书面任务 A:
请重写这篇实时音频流帖子中的一段，从含有“int numBytesRead;”的地方开始，到“chunk of data.”为止，并把其中的“numBytesRead”替换成“bytesRead”。
书面任务 B:
根据这篇实时音频流帖子，逐条判断下列说法是否成立，并引用帖子中的原话作为依据：(i) 客户端把采样率设为 44100.0f；(ii) 客户端把声道数设为 1；(iii) 提问者说自己只听到白噪声。

实时音频流Java

Question

实时音频流Java

javasocketsaudio-streamingaudio-recording

13

我正在将麦克风的实时流传输到另一台计算机上的Java服务器。但我只听到白噪声。

我已经附上了客户端和服务器程序。

Client:

import java.io.IOException;
import java.net.DatagramPacket;
import java.net.DatagramSocket;
import java.net.InetAddress;
import java.net.SocketException;
import java.net.UnknownHostException;

import javax.sound.sampled.AudioFormat;
import javax.sound.sampled.AudioInputStream;
import javax.sound.sampled.AudioSystem;
import javax.sound.sampled.DataLine;
import javax.sound.sampled.LineUnavailableException;
import javax.sound.sampled.TargetDataLine;

public class Mic 
{
    public byte[] buffer;
    private int port;
    static AudioInputStream ais;

    public static void main(String[] args)
    {
        TargetDataLine line;
        DatagramPacket dgp; 

        AudioFormat.Encoding encoding = AudioFormat.Encoding.PCM_SIGNED;
        float rate = 44100.0f;
        int channels = 2;
        int sampleSize = 16;
        boolean bigEndian = true;
        InetAddress addr;


        AudioFormat format = new AudioFormat(encoding, rate, sampleSize, channels, (sampleSize / 8) * channels, rate, bigEndian);

        DataLine.Info info = new DataLine.Info(TargetDataLine.class, format);
        if (!AudioSystem.isLineSupported(info)) {
            System.out.println("Line matching " + info + " not supported.");
            return;
        }

        try
        {
            line = (TargetDataLine) AudioSystem.getLine(info);

            int buffsize = line.getBufferSize()/5;
            buffsize += 512; 

            line.open(format);

            line.start();   

            int numBytesRead;
            byte[] data = new byte[buffsize];

            addr = InetAddress.getByName("127.0.0.1");
            DatagramSocket socket = new DatagramSocket();
            while (true) {
                   // Read the next chunk of data from the TargetDataLine.
                   numBytesRead =  line.read(data, 0, data.length);
                   // Save this chunk of data.

所给资料:
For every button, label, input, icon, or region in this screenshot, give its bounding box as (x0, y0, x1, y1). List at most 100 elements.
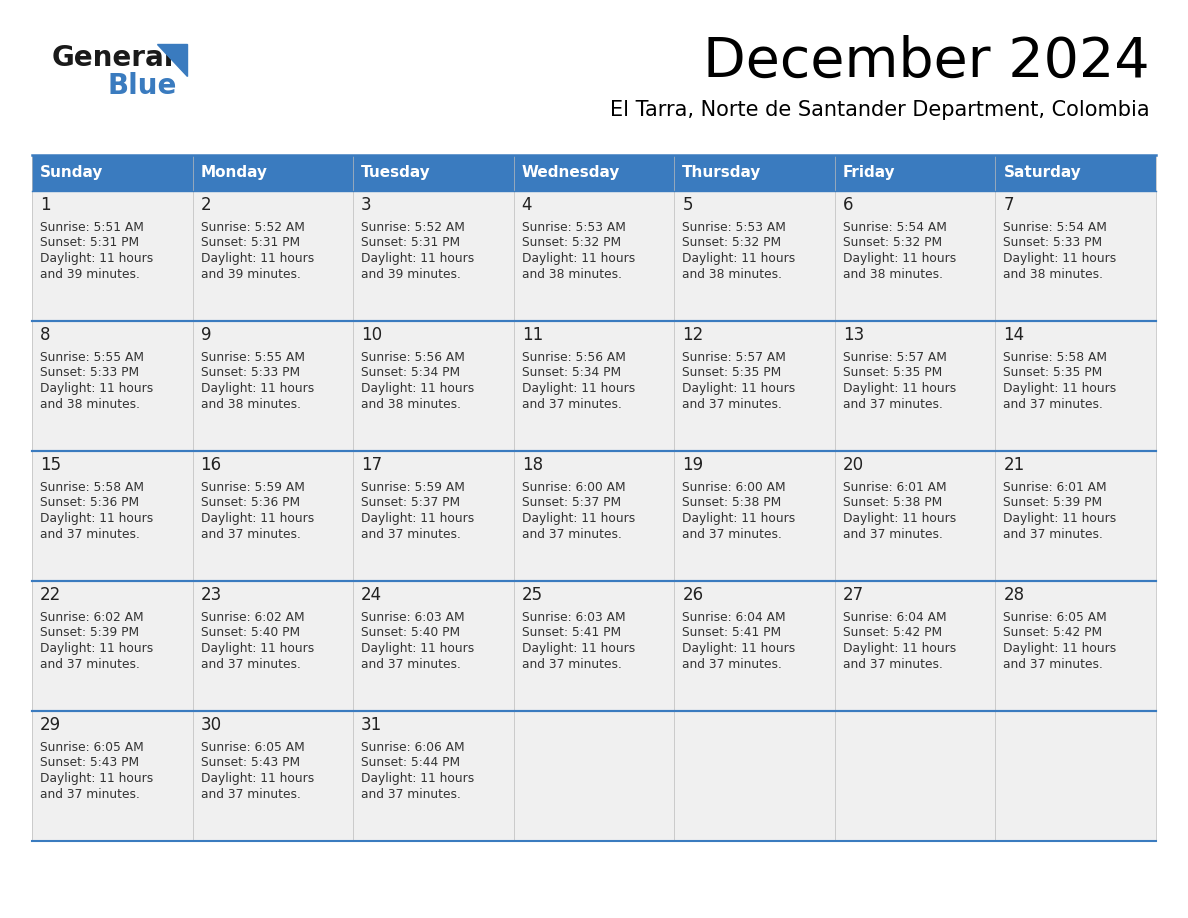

回答 A:
int bytesRead;
            byte[] data = new byte[buffsize];

            addr = InetAddress.getByName("127.0.0.1");
            DatagramSocket socket = new DatagramSocket();
            while (true) {
                   // Read the next chunk of data from the TargetDataLine.
                   bytesRead =  line.read(data, 0, data.length);
                   // Save this chunk of data.

回答 B:
(i) 是。“float rate = 44100.0f;”
(ii) 否。“int channels = 2;”
(iii) 是。“但我只听到白噪声。”